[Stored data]

□ □ □ □

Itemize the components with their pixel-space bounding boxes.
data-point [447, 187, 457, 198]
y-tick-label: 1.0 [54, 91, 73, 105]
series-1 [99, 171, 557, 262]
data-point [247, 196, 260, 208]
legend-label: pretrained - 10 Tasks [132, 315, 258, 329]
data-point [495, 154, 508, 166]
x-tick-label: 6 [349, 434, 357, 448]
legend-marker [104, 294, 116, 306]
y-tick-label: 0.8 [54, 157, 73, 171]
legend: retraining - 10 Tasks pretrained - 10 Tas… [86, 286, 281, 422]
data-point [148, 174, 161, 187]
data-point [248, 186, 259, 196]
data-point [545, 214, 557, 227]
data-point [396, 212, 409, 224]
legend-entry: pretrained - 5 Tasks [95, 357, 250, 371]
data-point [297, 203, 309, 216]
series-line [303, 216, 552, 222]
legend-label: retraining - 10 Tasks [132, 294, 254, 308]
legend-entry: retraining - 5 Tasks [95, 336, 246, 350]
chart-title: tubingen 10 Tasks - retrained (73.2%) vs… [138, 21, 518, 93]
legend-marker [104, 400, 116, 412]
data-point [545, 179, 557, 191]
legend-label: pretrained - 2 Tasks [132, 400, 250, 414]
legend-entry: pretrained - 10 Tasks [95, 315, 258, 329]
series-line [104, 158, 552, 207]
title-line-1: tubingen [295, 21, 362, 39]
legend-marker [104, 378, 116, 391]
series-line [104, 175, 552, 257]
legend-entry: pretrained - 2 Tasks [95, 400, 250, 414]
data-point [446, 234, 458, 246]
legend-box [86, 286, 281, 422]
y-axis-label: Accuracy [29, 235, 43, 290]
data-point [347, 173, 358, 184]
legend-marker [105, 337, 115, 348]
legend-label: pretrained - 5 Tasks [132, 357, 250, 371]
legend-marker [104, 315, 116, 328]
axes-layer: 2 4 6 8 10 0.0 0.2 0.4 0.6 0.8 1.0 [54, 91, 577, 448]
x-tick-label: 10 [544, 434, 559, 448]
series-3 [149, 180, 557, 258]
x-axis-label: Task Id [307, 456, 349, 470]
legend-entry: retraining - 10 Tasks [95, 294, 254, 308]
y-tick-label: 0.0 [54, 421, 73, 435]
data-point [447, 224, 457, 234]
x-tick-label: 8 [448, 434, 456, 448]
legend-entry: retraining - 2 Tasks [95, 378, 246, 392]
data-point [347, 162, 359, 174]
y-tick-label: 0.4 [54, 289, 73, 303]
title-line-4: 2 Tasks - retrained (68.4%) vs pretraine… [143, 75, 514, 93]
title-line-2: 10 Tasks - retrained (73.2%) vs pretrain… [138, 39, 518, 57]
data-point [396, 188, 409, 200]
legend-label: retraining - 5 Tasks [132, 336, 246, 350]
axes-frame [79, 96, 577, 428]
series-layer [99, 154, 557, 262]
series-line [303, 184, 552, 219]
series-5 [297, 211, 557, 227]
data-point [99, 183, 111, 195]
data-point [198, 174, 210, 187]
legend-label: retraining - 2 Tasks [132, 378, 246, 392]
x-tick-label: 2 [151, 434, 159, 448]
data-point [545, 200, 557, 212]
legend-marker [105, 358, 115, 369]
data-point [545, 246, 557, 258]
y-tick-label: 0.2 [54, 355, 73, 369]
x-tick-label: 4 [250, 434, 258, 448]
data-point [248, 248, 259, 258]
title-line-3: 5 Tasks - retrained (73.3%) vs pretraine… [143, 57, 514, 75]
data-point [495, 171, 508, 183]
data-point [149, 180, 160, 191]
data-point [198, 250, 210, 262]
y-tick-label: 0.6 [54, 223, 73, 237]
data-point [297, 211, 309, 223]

□ □ □ □

• **TASK INSTRUCTIONS**:
Return the listing verbatim from its first line through the line containing "y-tick-label: 0.4 [54, 289, 73, 303]", including both of those lines.

• **RESPONSE**:
Itemize the components with their pixel-space bounding boxes.
data-point [447, 187, 457, 198]
y-tick-label: 1.0 [54, 91, 73, 105]
series-1 [99, 171, 557, 262]
data-point [247, 196, 260, 208]
legend-label: pretrained - 10 Tasks [132, 315, 258, 329]
data-point [495, 154, 508, 166]
x-tick-label: 6 [349, 434, 357, 448]
legend-marker [104, 294, 116, 306]
y-tick-label: 0.8 [54, 157, 73, 171]
legend: retraining - 10 Tasks pretrained - 10 Tas… [86, 286, 281, 422]
data-point [148, 174, 161, 187]
data-point [248, 186, 259, 196]
data-point [545, 214, 557, 227]
data-point [396, 212, 409, 224]
legend-entry: pretrained - 5 Tasks [95, 357, 250, 371]
data-point [297, 203, 309, 216]
series-line [303, 216, 552, 222]
legend-label: retraining - 10 Tasks [132, 294, 254, 308]
legend-entry: retraining - 5 Tasks [95, 336, 246, 350]
chart-title: tubingen 10 Tasks - retrained (73.2%) vs… [138, 21, 518, 93]
legend-marker [104, 400, 116, 412]
data-point [545, 179, 557, 191]
legend-label: pretrained - 2 Tasks [132, 400, 250, 414]
legend-entry: pretrained - 10 Tasks [95, 315, 258, 329]
series-line [104, 158, 552, 207]
title-line-1: tubingen [295, 21, 362, 39]
legend-marker [104, 378, 116, 391]
series-line [104, 175, 552, 257]
legend-entry: pretrained - 2 Tasks [95, 400, 250, 414]
data-point [446, 234, 458, 246]
legend-box [86, 286, 281, 422]
y-axis-label: Accuracy [29, 235, 43, 290]
data-point [347, 173, 358, 184]
legend-marker [105, 337, 115, 348]
legend-label: pretrained - 5 Tasks [132, 357, 250, 371]
legend-marker [104, 315, 116, 328]
axes-layer: 2 4 6 8 10 0.0 0.2 0.4 0.6 0.8 1.0 [54, 91, 577, 448]
x-tick-label: 10 [544, 434, 559, 448]
series-3 [149, 180, 557, 258]
x-axis-label: Task Id [307, 456, 349, 470]
legend-entry: retraining - 10 Tasks [95, 294, 254, 308]
y-tick-label: 0.0 [54, 421, 73, 435]
data-point [447, 224, 457, 234]
x-tick-label: 8 [448, 434, 456, 448]
legend-entry: retraining - 2 Tasks [95, 378, 246, 392]
data-point [347, 162, 359, 174]
y-tick-label: 0.4 [54, 289, 73, 303]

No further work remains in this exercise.